----- RECORDS PROVIDED -----
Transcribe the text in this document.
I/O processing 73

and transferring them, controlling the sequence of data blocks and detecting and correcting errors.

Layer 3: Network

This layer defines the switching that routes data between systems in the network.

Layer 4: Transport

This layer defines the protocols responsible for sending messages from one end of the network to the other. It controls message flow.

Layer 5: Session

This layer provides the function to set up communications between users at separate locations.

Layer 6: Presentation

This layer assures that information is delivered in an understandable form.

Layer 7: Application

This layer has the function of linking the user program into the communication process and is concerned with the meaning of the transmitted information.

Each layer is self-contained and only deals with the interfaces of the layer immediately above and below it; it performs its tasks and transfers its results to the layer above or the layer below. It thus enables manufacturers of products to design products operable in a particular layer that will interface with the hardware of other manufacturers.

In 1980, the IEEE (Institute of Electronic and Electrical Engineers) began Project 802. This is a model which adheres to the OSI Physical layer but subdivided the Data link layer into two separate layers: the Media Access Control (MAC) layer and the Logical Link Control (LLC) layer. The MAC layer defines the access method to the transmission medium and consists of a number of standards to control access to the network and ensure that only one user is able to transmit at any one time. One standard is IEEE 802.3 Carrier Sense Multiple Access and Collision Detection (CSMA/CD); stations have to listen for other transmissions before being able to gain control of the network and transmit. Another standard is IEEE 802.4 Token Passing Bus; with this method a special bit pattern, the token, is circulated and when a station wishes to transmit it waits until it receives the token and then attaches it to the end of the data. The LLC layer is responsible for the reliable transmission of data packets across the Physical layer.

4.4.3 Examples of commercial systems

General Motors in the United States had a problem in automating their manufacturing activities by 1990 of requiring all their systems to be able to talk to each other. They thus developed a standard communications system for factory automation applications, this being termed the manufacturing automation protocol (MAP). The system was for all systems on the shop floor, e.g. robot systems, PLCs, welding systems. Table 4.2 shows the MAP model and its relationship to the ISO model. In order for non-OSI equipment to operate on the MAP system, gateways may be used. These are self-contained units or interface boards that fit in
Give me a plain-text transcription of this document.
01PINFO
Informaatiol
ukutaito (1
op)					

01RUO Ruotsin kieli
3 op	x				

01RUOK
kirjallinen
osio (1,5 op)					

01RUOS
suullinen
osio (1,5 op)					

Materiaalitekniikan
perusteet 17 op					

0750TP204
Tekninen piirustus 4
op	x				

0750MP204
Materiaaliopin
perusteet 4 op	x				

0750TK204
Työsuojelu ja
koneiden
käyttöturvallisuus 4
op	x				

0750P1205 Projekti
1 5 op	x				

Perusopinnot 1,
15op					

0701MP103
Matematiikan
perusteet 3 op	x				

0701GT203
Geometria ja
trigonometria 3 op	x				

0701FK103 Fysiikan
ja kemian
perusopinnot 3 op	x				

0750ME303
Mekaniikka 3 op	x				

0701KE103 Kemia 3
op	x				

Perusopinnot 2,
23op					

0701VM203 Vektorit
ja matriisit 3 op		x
-----
WHAT YOU WILL DO: Output all of the data again. Match it exactly.

EXPECTED ANSWER:
Transcribe the text in this document.
I/O processing 73

and transferring them, controlling the sequence of data blocks and detecting and correcting errors.

Layer 3: Network

This layer defines the switching that routes data between systems in the network.

Layer 4: Transport

This layer defines the protocols responsible for sending messages from one end of the network to the other. It controls message flow.

Layer 5: Session

This layer provides the function to set up communications between users at separate locations.

Layer 6: Presentation

This layer assures that information is delivered in an understandable form.

Layer 7: Application

This layer has the function of linking the user program into the communication process and is concerned with the meaning of the transmitted information.

Each layer is self-contained and only deals with the interfaces of the layer immediately above and below it; it performs its tasks and transfers its results to the layer above or the layer below. It thus enables manufacturers of products to design products operable in a particular layer that will interface with the hardware of other manufacturers.

In 1980, the IEEE (Institute of Electronic and Electrical Engineers) began Project 802. This is a model which adheres to the OSI Physical layer but subdivided the Data link layer into two separate layers: the Media Access Control (MAC) layer and the Logical Link Control (LLC) layer. The MAC layer defines the access method to the transmission medium and consists of a number of standards to control access to the network and ensure that only one user is able to transmit at any one time. One standard is IEEE 802.3 Carrier Sense Multiple Access and Collision Detection (CSMA/CD); stations have to listen for other transmissions before being able to gain control of the network and transmit. Another standard is IEEE 802.4 Token Passing Bus; with this method a special bit pattern, the token, is circulated and when a station wishes to transmit it waits until it receives the token and then attaches it to the end of the data. The LLC layer is responsible for the reliable transmission of data packets across the Physical layer.

4.4.3 Examples of commercial systems

General Motors in the United States had a problem in automating their manufacturing activities by 1990 of requiring all their systems to be able to talk to each other. They thus developed a standard communications system for factory automation applications, this being termed the manufacturing automation protocol (MAP). The system was for all systems on the shop floor, e.g. robot systems, PLCs, welding systems. Table 4.2 shows the MAP model and its relationship to the ISO model. In order for non-OSI equipment to operate on the MAP system, gateways may be used. These are self-contained units or interface boards that fit in
Give me a plain-text transcription of this document.
01PINFO
Informaatiol
ukutaito (1
op)					

01RUO Ruotsin kieli
3 op	x				

01RUOK
kirjallinen
osio (1,5 op)					

01RUOS
suullinen
osio (1,5 op)					

Materiaalitekniikan
perusteet 17 op					

0750TP204
Tekninen piirustus 4
op	x				

0750MP204
Materiaaliopin
perusteet 4 op	x				

0750TK204
Työsuojelu ja
koneiden
käyttöturvallisuus 4
op	x				

0750P1205 Projekti
1 5 op	x				

Perusopinnot 1,
15op					

0701MP103
Matematiikan
perusteet 3 op	x				

0701GT203
Geometria ja
trigonometria 3 op	x				

0701FK103 Fysiikan
ja kemian
perusopinnot 3 op	x				

0750ME303
Mekaniikka 3 op	x				

0701KE103 Kemia 3
op	x				

Perusopinnot 2,
23op					

0701VM203 Vektorit
ja matriisit 3 op		x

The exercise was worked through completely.